• WRITTEN REQUEST
Sift the material for lines containing "Waardering", and return them.

• PROVIDED INFORMATION

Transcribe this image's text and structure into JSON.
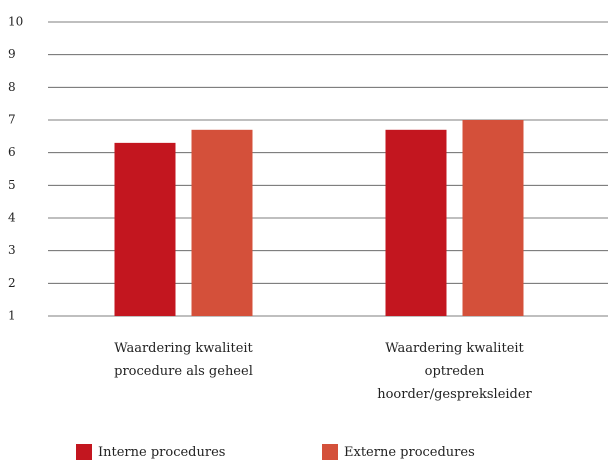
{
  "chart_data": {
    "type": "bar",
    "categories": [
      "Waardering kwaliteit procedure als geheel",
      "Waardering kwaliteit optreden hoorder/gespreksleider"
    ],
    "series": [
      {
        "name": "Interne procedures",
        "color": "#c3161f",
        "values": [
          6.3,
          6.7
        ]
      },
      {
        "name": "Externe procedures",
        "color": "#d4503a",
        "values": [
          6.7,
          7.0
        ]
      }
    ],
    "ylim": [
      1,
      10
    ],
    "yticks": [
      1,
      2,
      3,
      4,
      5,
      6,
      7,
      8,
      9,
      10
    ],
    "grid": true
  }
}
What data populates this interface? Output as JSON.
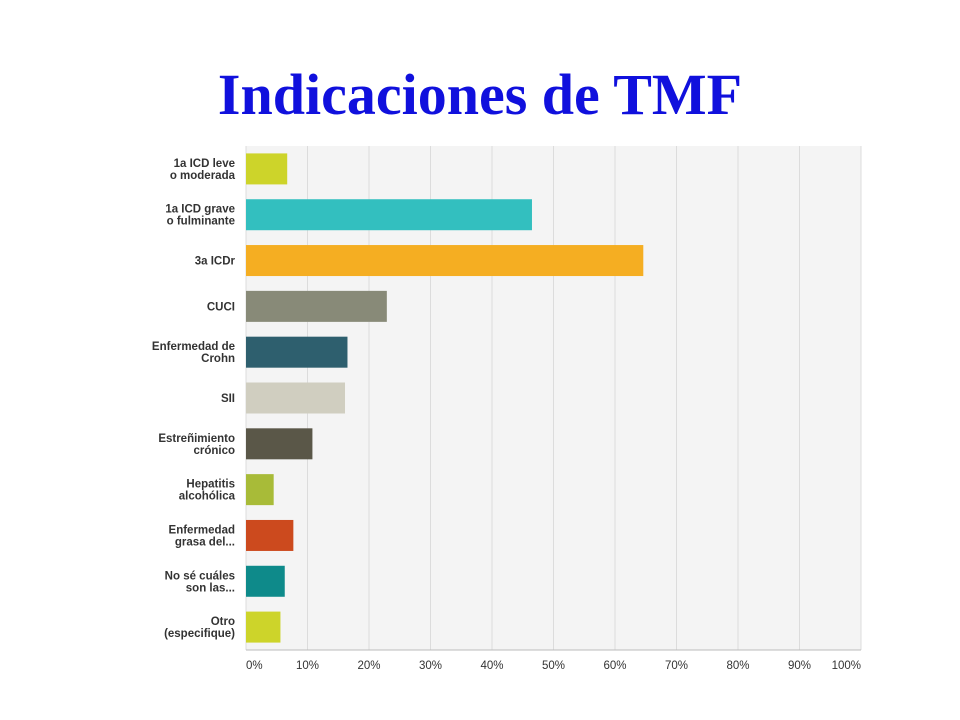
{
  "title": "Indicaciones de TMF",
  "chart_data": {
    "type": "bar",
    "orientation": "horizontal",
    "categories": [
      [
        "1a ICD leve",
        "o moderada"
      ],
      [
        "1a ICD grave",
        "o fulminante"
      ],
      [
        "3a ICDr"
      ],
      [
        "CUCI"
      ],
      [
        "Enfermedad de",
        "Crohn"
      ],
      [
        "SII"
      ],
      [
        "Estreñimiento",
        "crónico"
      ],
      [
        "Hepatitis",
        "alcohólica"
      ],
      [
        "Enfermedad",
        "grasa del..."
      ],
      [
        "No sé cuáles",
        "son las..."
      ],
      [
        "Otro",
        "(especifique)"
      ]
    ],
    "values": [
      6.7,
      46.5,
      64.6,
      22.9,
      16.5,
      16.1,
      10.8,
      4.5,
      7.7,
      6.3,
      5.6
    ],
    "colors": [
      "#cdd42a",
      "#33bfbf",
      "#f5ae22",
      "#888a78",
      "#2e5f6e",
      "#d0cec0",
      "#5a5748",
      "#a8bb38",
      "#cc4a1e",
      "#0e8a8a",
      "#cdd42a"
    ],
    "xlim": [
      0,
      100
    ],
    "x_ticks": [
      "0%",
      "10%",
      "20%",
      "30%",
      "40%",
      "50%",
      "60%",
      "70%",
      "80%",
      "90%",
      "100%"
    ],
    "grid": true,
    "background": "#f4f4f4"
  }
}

...

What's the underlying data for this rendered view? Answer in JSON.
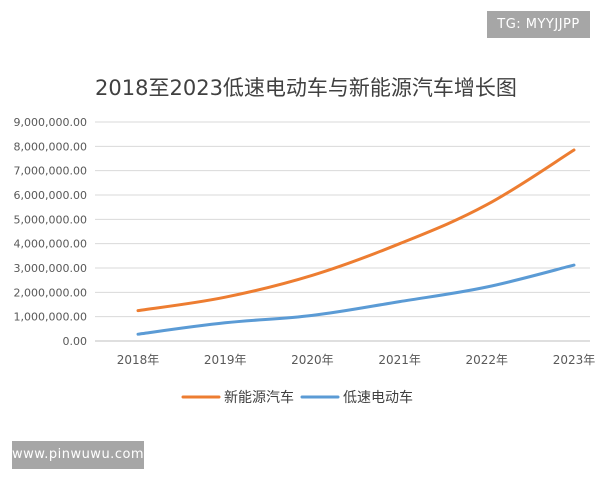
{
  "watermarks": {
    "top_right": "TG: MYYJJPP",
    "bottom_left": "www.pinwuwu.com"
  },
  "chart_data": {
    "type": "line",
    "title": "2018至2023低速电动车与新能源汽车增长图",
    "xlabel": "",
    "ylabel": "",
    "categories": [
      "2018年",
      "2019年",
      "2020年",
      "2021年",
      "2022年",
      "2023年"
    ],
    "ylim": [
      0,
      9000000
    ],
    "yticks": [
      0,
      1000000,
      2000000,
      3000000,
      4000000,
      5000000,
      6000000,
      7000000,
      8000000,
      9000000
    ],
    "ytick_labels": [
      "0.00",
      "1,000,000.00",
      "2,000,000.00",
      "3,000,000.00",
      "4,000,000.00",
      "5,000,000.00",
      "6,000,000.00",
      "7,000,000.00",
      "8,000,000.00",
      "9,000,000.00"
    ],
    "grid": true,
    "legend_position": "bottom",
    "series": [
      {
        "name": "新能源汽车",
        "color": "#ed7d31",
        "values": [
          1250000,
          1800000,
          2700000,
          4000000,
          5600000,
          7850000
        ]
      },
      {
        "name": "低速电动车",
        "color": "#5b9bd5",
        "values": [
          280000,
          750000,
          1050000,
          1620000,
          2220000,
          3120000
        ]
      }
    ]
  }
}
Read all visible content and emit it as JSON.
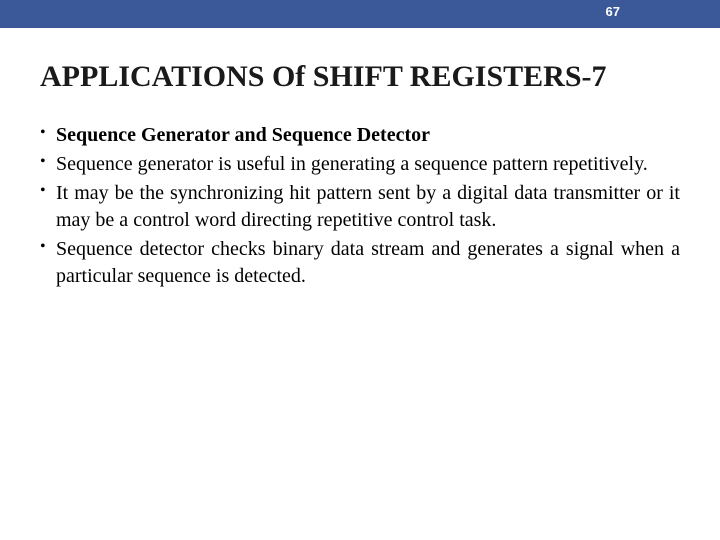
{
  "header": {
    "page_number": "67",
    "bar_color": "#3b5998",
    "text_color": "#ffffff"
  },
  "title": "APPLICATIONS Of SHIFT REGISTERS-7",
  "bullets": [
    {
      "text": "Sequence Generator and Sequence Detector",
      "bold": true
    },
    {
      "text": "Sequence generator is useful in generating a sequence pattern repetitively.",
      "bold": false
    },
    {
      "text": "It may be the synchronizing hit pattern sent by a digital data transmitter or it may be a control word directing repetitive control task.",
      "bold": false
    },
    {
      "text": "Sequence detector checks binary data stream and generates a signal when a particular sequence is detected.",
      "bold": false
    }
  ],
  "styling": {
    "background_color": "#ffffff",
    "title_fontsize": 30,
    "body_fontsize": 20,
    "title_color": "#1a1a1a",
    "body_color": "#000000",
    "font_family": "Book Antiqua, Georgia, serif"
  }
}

• RESULT OF THIS TASK
      "Waardering kwaliteit procedure als geheel",
      "Waardering kwaliteit optreden hoorder/gespreksleider"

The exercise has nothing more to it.